BEGIN Extract

More specifically, the circuit of FIG. 5 is equivalent to a power
setting control circuit 60, which will be described later with
reference to FIGS. 7, 10 and 11.
[0058] The values of the resistors R.sub.1 and R.sub.2 can be
freely set and changed. Therefore, in the circuit shown in FIG. 5,
when the input V.sub.i to the circuit, that is, the result of
detection at the voltage detection circuit 3, is gradually raised
from 0 to the output voltage V.sub.B of the DC power source 9, the
output Vo, that is, the voltage corresponding to the voltage
supplied to the discharge lamp 1, can be controlled to be at a
desired value "V.sub.k+V.sub.F" by setting the values of the
resistors R.sub.1 and R.sub.2 at predetermined values which satisfy
the conditions of R.sub.1<R.sub.0 and R.sub.2<R.sub.0 with
respect to a resistor R.sub.0, as shown in FIG. 6. Therefore, the
upper limit of the output Vo, that is, the voltage corresponding to
the voltage applied to the discharge lamp 1, can be controlled.
[0059] Since the current supplied to the discharge lamp 1 can be
controlled by controlling the voltage applied to the discharge lamp
1 as described above, the upper limit of the current supplied to
the discharge lamp 1 can be controlled by controlling the upper
limit of the voltage applied to the discharge lamp 1.
[0060] By changing the values of the resistor R.sub.0 and a
capacitor C.sub.0, the rate of increase in output V.sub.o from the
circuit shown in FIG. 5, of the control circuit 6, can be set at a
predetermined rate of increase. Therefore, the rate of increase in
the current supplied to the discharge lamp 1 can be controlled to
be a desired rate of increase by controlling the rate of increase
in the voltage applied to the discharge lamp 1.
[0061] Moreover, since the essential structure of the control
circuit 6 can be constituted by a simple circuit as shown in FIG.
5, this discharge lamp lighting device has high reliability and can
be produced inexpensively.
[0062] The output V.sub.o controlled at the control circuit 6 as
described above is inputted to the PWM controller 7 and is used as
a control signal for the PWM controller 7. The PWM controller 7
controls the duty factor of ON/OFF operation of a semiconductor
switch provided in the PWM controller 7 in accordance with the
output V.sub.o inputted thereto from the control circuit 6, and
inputs this controlled signal to the down converter 8.

END Extract
BEGIN Record excerpts

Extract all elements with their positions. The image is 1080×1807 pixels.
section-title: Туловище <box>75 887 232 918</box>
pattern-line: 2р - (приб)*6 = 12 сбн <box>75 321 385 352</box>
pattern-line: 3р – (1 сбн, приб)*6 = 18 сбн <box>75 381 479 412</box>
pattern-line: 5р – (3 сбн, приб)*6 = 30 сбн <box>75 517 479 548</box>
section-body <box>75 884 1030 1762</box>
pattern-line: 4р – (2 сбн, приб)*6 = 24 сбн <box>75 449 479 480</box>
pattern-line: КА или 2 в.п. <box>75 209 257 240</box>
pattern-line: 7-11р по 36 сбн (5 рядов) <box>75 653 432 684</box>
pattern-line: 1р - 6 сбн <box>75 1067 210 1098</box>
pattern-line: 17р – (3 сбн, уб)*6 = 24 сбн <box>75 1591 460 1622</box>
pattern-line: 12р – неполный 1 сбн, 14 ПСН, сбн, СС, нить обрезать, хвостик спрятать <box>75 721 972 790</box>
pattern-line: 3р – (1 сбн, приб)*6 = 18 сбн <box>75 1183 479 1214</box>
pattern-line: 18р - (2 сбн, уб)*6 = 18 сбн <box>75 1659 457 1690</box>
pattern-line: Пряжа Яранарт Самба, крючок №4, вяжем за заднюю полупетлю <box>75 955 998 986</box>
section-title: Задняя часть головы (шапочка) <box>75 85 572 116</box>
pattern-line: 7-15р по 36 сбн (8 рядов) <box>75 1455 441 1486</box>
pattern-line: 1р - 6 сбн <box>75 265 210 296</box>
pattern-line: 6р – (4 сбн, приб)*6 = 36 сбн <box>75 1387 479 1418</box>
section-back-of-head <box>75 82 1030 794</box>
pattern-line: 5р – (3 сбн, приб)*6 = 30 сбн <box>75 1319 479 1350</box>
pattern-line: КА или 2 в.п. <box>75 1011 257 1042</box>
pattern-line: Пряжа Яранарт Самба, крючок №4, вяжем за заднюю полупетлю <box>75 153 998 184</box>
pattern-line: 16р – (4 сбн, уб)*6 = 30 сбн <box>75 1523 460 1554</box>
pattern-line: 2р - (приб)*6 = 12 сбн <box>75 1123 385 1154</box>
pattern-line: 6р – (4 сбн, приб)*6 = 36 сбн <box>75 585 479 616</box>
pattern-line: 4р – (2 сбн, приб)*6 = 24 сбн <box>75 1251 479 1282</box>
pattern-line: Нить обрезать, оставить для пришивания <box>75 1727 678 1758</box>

END Record excerpts

» Problem A
From the discharge lamp excerpt, transcribe the passage from "[0060] By changing" to "be produced inexpensively.".
» Problem B
Rewrite the paragraph of the discharge lamp excerpt that begins "The output V.sub.o controlled at the control circuit 6" as a shorter version that keeps its main facts.

» Worked answer A
[0060] By changing the values of the resistor R.sub.0 and a
capacitor C.sub.0, the rate of increase in output V.sub.o from the
circuit shown in FIG. 5, of the control circuit 6, can be set at a
predetermined rate of increase. Therefore, the rate of increase in
the current supplied to the discharge lamp 1 can be controlled to
be a desired rate of increase by controlling the rate of increase
in the voltage applied to the discharge lamp 1.
[0061] Moreover, since the essential structure of the control
circuit 6 can be constituted by a simple circuit as shown in FIG.
5, this discharge lamp lighting device has high reliability and can
be produced inexpensively.

» Worked answer B
Control circuit 6 sends its output V.sub.o to PWM controller 7 as a control signal. Based on V.sub.o, the PWM controller sets the duty factor of the ON/OFF operation of its semiconductor switch and passes the resulting signal to down converter 8.